GIVEN EXERCISE: Scan the data for "type" and copy the lines it appears in.
##### DATASET EXTRACT
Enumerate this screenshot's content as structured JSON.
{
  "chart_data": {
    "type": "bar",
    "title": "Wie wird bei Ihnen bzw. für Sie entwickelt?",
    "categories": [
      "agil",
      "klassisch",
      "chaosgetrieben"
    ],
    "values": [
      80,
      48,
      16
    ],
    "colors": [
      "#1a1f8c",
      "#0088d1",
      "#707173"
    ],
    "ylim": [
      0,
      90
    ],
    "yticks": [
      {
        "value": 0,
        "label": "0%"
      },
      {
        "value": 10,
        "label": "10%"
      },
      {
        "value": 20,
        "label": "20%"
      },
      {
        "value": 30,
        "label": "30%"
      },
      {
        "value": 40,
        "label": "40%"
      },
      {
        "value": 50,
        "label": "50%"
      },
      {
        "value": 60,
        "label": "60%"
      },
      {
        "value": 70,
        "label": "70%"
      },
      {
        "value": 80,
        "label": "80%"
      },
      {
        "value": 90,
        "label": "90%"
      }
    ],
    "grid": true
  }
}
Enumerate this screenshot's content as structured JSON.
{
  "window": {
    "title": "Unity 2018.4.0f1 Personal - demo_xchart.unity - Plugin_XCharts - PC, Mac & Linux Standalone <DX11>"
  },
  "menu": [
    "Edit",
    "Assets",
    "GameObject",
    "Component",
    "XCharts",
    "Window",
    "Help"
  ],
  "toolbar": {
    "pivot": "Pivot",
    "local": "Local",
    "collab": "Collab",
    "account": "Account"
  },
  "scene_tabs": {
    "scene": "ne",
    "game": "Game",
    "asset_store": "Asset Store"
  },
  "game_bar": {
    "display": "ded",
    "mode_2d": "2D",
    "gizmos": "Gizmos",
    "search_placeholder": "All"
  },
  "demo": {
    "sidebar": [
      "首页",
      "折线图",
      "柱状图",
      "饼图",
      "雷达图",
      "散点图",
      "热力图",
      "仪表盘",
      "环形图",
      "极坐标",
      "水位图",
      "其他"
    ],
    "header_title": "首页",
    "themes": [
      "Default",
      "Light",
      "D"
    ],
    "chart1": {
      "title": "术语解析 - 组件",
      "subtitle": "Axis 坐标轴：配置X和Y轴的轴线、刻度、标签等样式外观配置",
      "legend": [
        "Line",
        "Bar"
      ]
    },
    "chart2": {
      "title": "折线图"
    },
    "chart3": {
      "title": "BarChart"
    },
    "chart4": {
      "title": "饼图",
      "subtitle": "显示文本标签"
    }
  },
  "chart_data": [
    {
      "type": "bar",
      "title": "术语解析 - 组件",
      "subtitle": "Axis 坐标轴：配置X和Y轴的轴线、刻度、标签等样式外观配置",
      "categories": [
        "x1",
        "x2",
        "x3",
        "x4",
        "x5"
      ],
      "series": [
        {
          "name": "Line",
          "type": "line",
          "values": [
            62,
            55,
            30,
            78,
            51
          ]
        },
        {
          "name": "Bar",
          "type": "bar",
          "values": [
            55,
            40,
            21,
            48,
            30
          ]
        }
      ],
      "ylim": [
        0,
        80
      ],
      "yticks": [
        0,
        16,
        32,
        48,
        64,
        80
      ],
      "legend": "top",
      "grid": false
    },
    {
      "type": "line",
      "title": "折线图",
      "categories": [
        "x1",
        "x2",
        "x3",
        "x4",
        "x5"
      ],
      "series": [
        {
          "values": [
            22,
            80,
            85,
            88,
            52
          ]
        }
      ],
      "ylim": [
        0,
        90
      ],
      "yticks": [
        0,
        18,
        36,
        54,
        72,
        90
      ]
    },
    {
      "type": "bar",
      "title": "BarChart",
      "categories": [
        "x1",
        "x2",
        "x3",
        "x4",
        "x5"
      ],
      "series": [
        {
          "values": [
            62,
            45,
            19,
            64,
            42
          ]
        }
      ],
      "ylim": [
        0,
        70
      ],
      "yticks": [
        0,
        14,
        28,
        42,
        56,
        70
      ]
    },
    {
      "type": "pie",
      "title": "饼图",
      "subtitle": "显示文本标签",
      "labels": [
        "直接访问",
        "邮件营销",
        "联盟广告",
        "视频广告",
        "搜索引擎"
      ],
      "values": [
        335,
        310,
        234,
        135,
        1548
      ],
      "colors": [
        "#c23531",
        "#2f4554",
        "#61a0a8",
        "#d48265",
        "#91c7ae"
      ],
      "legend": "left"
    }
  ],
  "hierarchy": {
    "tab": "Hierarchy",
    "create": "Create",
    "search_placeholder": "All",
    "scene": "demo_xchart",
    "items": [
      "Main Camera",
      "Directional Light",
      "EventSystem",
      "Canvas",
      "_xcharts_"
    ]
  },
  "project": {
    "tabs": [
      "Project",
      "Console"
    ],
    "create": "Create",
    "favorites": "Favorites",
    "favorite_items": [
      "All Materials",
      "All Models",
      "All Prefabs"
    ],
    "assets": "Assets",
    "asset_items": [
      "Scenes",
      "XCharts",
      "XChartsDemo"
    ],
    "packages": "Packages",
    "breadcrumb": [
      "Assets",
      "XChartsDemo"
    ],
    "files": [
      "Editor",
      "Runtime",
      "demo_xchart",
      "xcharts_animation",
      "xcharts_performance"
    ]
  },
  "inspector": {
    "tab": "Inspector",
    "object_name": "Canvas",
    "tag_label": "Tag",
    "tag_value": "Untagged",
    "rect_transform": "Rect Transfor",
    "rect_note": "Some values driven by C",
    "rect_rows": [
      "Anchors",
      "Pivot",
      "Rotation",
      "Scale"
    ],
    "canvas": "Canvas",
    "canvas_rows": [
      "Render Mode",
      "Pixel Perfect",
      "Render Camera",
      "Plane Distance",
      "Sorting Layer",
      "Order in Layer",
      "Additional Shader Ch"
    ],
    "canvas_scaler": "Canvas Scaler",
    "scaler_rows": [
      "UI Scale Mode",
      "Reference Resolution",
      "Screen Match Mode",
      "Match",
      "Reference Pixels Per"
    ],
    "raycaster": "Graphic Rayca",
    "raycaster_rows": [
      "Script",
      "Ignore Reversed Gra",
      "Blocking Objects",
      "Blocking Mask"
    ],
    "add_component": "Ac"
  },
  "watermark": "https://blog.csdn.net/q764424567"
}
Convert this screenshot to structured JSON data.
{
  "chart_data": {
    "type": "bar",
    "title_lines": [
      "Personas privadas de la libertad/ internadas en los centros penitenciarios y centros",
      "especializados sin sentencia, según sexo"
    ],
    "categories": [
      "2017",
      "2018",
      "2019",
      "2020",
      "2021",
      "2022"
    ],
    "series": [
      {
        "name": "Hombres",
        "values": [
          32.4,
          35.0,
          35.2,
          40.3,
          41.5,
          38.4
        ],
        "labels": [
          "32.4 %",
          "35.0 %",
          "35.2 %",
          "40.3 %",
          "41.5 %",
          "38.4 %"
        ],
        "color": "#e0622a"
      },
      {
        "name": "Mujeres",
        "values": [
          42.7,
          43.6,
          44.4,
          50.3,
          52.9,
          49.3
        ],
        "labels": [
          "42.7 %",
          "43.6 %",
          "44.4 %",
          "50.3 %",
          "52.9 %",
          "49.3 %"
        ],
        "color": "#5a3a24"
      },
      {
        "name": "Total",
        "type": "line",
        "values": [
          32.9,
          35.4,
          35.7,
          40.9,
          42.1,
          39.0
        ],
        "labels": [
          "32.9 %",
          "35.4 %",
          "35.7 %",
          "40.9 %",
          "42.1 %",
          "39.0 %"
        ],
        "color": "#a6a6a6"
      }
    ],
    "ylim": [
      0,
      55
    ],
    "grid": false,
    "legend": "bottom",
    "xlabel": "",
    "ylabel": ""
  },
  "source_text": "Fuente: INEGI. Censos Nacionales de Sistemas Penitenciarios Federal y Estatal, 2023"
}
##########
SOLUTION:
    "type": "bar",
      "type": "bar",
          "type": "line",
          "type": "bar",
      "type": "line",
      "type": "bar",
      "type": "pie",
    "type": "bar",
        "type": "line",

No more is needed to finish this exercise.